**Records to use**
***

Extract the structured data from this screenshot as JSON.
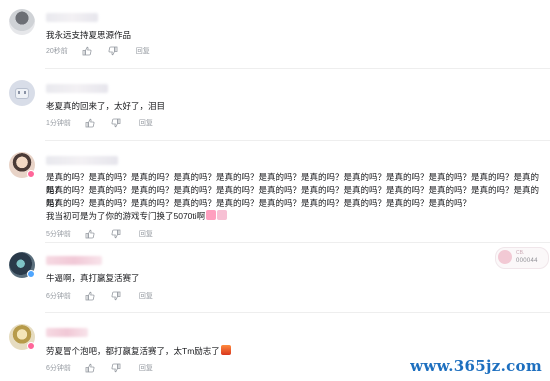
{
  "comments": [
    {
      "text": "我永远支持夏思源作品",
      "time": "20秒前",
      "reply": "回复"
    },
    {
      "text": "老夏真的回来了，太好了，泪目",
      "time": "1分钟前",
      "reply": "回复"
    },
    {
      "lines": [
        "是真的吗？是真的吗？是真的吗？是真的吗？是真的吗？是真的吗？是真的吗？是真的吗？是真的吗？是真的吗？是真的吗？是真的吗？",
        "是真的吗？是真的吗？是真的吗？是真的吗？是真的吗？是真的吗？是真的吗？是真的吗？是真的吗？是真的吗？是真的吗？是真的吗？",
        "是真的吗？是真的吗？是真的吗？是真的吗？是真的吗？是真的吗？是真的吗？是真的吗？是真的吗？是真的吗？",
        "我当初可是为了你的游戏专门换了5070ti啊"
      ],
      "time": "5分钟前",
      "reply": "回复"
    },
    {
      "text": "牛逼啊，真打赢复活赛了",
      "time": "6分钟前",
      "reply": "回复",
      "fan_card": {
        "label": "CB.",
        "number": "000044"
      }
    },
    {
      "text": "劳夏冒个泡吧，都打赢复活赛了，太Tm励志了",
      "time": "6分钟前",
      "reply": "回复"
    }
  ],
  "watermark": "www.365jz.com",
  "icons": [
    "like-icon",
    "dislike-icon"
  ],
  "colors": {
    "meta": "#9499a0",
    "pink": "#ff6699",
    "watermark": "#1d6fbf"
  }
}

***

**What to do**
Scan the listing above and copy all lines containing the word "time".

**Correct answer**
      "time": "20秒前",
      "time": "1分钟前",
      "time": "5分钟前",
      "time": "6分钟前",
      "time": "6分钟前",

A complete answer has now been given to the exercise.